Exercise description: In the data below, take the lines from the one containing "Patent image size: (553, 975)." through the one containing "The base plate 10 is at (457, 710).", counting both of those lines. Format them as a JSON list of strings with one string per line and no blank lines.

────────────────────────────────────────

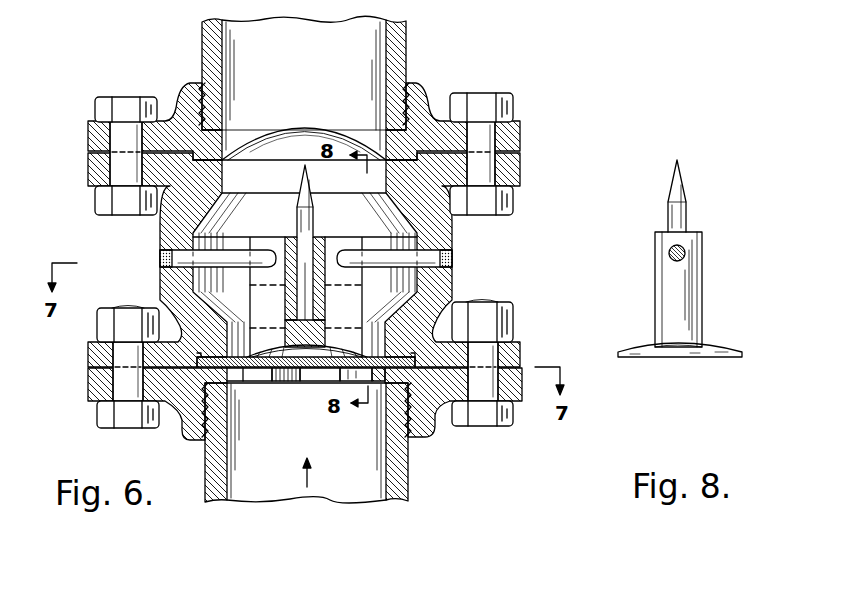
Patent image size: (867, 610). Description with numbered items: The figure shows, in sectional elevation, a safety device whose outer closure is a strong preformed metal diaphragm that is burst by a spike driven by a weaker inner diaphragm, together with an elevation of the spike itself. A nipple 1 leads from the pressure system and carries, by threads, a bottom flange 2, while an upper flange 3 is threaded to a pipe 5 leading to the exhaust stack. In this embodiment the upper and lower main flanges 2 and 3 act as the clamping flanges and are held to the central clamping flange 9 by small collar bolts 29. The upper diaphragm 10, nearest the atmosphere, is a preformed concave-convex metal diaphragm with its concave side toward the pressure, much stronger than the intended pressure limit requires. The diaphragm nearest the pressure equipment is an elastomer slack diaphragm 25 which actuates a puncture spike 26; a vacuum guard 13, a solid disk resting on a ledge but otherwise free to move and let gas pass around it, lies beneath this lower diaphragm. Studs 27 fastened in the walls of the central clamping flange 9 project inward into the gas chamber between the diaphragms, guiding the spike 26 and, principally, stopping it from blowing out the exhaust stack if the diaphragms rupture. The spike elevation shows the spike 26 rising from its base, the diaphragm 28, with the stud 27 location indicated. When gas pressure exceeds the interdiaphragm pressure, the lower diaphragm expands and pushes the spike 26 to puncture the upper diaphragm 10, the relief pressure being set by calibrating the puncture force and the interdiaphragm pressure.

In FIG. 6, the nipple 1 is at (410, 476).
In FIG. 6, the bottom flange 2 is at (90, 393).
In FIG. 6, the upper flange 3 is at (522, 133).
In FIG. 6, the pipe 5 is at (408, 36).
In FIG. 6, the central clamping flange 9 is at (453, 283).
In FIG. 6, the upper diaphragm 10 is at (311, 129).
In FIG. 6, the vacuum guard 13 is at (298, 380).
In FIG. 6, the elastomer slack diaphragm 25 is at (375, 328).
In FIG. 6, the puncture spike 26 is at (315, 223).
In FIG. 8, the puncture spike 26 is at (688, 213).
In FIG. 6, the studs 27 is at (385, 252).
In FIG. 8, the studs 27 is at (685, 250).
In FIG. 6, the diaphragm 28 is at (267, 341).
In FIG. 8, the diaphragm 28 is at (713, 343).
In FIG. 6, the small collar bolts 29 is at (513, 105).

────────────────────────────────────────

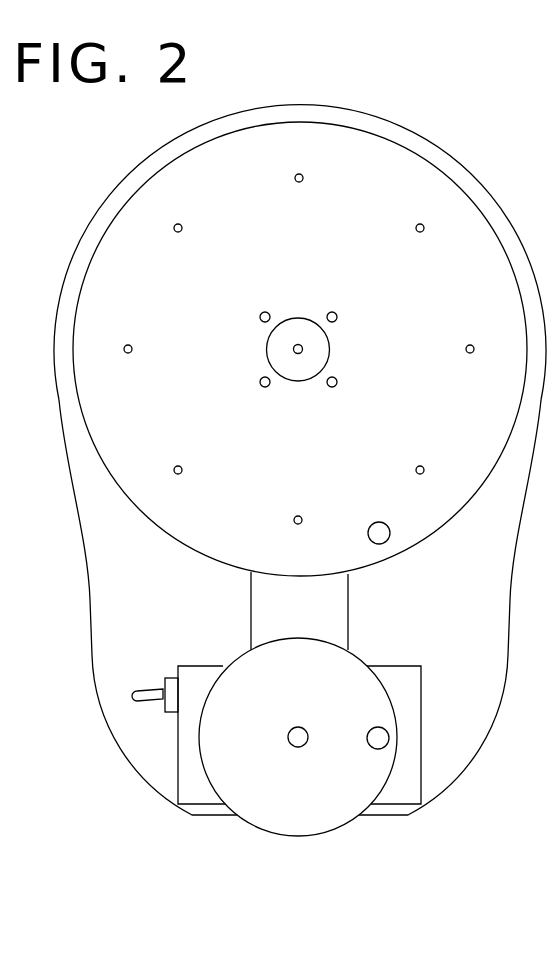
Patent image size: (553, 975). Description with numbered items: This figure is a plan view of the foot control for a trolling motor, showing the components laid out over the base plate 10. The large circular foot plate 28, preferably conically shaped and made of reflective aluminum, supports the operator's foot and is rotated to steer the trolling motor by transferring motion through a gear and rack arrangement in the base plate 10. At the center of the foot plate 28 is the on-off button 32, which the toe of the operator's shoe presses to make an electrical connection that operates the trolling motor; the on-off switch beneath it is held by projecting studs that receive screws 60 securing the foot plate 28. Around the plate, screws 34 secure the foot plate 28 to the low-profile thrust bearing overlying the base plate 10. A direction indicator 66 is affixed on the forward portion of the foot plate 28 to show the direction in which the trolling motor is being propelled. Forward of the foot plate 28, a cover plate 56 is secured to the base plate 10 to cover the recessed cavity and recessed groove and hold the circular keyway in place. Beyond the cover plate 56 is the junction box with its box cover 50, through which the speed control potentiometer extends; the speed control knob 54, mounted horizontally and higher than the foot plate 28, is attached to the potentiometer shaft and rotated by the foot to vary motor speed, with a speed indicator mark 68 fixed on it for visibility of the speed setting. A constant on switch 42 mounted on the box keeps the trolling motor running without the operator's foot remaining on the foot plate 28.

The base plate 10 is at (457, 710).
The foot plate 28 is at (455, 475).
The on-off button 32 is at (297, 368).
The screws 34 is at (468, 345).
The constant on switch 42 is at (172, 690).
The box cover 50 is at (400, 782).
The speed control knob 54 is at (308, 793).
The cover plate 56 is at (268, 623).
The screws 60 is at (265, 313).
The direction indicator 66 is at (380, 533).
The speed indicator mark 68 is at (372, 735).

────────────────────────────────────────

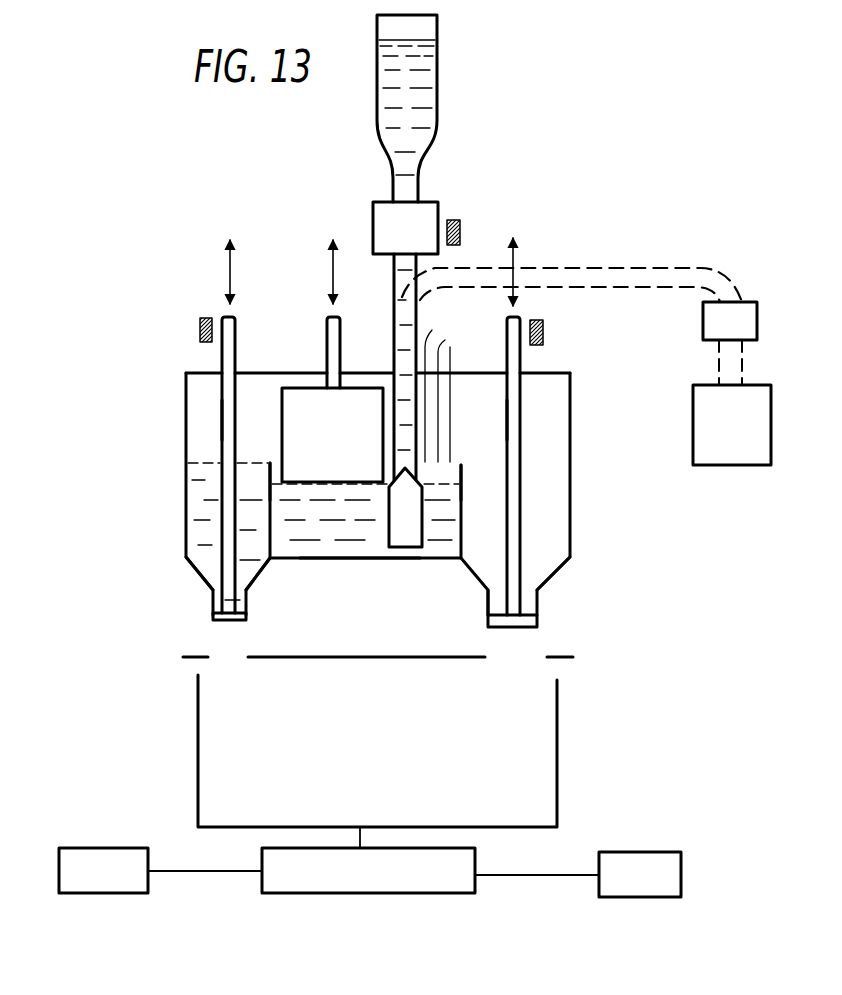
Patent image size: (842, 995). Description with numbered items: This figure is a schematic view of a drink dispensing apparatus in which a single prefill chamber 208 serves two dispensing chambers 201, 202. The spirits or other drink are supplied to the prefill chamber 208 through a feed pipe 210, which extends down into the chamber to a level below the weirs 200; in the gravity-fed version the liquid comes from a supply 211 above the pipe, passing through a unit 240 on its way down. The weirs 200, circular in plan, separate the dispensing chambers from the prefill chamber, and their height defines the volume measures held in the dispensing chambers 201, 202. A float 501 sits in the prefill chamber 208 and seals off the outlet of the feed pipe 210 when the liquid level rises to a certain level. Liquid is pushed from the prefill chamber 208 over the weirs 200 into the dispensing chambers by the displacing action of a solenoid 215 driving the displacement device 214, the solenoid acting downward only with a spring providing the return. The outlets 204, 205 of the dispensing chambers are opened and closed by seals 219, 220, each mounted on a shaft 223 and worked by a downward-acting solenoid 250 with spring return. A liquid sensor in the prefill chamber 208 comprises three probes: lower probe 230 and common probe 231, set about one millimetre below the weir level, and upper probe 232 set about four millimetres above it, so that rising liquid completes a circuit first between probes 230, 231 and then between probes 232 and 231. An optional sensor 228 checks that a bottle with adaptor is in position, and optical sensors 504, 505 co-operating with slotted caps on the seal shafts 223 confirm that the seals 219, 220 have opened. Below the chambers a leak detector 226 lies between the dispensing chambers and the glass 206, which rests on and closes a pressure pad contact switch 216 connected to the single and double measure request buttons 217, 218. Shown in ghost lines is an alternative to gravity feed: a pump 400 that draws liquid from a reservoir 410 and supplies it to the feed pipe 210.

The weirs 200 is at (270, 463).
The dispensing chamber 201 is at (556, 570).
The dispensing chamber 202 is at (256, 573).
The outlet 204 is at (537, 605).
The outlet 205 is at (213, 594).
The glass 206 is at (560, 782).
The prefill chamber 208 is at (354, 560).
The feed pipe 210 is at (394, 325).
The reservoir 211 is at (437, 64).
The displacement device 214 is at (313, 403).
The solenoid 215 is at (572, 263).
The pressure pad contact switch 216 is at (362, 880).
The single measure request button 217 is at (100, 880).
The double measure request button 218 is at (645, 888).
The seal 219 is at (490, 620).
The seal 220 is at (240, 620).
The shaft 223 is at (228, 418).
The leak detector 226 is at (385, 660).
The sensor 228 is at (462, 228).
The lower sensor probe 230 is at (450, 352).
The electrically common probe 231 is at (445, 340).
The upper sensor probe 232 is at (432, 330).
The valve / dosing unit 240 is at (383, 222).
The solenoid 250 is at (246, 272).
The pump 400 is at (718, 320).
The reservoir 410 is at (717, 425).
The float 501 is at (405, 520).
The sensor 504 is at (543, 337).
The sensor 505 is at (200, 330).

────────────────────────────────────────

Exercise output:
[
  "Patent image size: (553, 975). Description with numbered items: This figure is a plan view of the foot control for a trolling motor, showing the components laid out over the base plate 10. The large circular foot plate 28, preferably conically shaped and made of reflective aluminum, supports the operator's foot and is rotated to steer the trolling motor by transferring motion through a gear and rack arrangement in the base plate 10. At the center of the foot plate 28 is the on-off button 32, which the toe of the operator's shoe presses to make an electrical connection that operates the trolling motor; the on-off switch beneath it is held by projecting studs that receive screws 60 securing the foot plate 28. Around the plate, screws 34 secure the foot plate 28 to the low-profile thrust bearing overlying the base plate 10. A direction indicator 66 is affixed on the forward portion of the foot plate 28 to show the direction in which the trolling motor is being propelled. Forward of the foot plate 28, a cover plate 56 is secured to the base plate 10 to cover the recessed cavity and recessed groove and hold the circular keyway in place. Beyond the cover plate 56 is the junction box with its box cover 50, through which the speed control potentiometer extends; the speed control knob 54, mounted horizontally and higher than the foot plate 28, is attached to the potentiometer shaft and rotated by the foot to vary motor speed, with a speed indicator mark 68 fixed on it for visibility of the speed setting. A constant on switch 42 mounted on the box keeps the trolling motor running without the operator's foot remaining on the foot plate 28.",
  "The base plate 10 is at (457, 710)."
]